> Exercise task: Exactly as written, print each record in the listing.
---- The input
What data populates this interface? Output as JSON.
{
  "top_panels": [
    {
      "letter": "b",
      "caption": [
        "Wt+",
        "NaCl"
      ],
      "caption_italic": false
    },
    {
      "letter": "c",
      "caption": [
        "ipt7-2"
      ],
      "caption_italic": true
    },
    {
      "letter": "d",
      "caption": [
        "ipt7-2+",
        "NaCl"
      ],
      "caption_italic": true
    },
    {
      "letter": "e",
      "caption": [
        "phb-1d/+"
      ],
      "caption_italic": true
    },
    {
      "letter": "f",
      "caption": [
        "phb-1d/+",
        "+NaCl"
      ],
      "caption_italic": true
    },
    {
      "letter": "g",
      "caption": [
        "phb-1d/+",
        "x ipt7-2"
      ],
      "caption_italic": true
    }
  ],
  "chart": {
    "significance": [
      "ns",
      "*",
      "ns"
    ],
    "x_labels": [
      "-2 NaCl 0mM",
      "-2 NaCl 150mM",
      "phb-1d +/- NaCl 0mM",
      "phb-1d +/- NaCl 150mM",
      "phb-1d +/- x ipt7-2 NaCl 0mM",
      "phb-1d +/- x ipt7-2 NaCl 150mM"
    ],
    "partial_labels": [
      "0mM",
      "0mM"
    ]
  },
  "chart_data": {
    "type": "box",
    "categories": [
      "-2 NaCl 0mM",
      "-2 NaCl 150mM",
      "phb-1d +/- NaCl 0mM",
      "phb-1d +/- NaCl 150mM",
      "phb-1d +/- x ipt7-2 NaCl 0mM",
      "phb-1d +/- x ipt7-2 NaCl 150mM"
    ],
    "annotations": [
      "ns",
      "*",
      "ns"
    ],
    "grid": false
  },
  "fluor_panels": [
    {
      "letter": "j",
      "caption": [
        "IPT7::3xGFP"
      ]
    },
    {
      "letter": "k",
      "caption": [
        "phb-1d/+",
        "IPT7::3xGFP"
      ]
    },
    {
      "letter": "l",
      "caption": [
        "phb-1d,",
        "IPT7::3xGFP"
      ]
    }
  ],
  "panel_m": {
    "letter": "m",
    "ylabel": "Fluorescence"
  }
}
--------
> Response to the task:
What data populates this interface? Output as JSON.
{
  "top_panels": [
    {
      "letter": "b",
      "caption": [
        "Wt+",
        "NaCl"
      ],
      "caption_italic": false
    },
    {
      "letter": "c",
      "caption": [
        "ipt7-2"
      ],
      "caption_italic": true
    },
    {
      "letter": "d",
      "caption": [
        "ipt7-2+",
        "NaCl"
      ],
      "caption_italic": true
    },
    {
      "letter": "e",
      "caption": [
        "phb-1d/+"
      ],
      "caption_italic": true
    },
    {
      "letter": "f",
      "caption": [
        "phb-1d/+",
        "+NaCl"
      ],
      "caption_italic": true
    },
    {
      "letter": "g",
      "caption": [
        "phb-1d/+",
        "x ipt7-2"
      ],
      "caption_italic": true
    }
  ],
  "chart": {
    "significance": [
      "ns",
      "*",
      "ns"
    ],
    "x_labels": [
      "-2 NaCl 0mM",
      "-2 NaCl 150mM",
      "phb-1d +/- NaCl 0mM",
      "phb-1d +/- NaCl 150mM",
      "phb-1d +/- x ipt7-2 NaCl 0mM",
      "phb-1d +/- x ipt7-2 NaCl 150mM"
    ],
    "partial_labels": [
      "0mM",
      "0mM"
    ]
  },
  "chart_data": {
    "type": "box",
    "categories": [
      "-2 NaCl 0mM",
      "-2 NaCl 150mM",
      "phb-1d +/- NaCl 0mM",
      "phb-1d +/- NaCl 150mM",
      "phb-1d +/- x ipt7-2 NaCl 0mM",
      "phb-1d +/- x ipt7-2 NaCl 150mM"
    ],
    "annotations": [
      "ns",
      "*",
      "ns"
    ],
    "grid": false
  },
  "fluor_panels": [
    {
      "letter": "j",
      "caption": [
        "IPT7::3xGFP"
      ]
    },
    {
      "letter": "k",
      "caption": [
        "phb-1d/+",
        "IPT7::3xGFP"
      ]
    },
    {
      "letter": "l",
      "caption": [
        "phb-1d,",
        "IPT7::3xGFP"
      ]
    }
  ],
  "panel_m": {
    "letter": "m",
    "ylabel": "Fluorescence"
  }
}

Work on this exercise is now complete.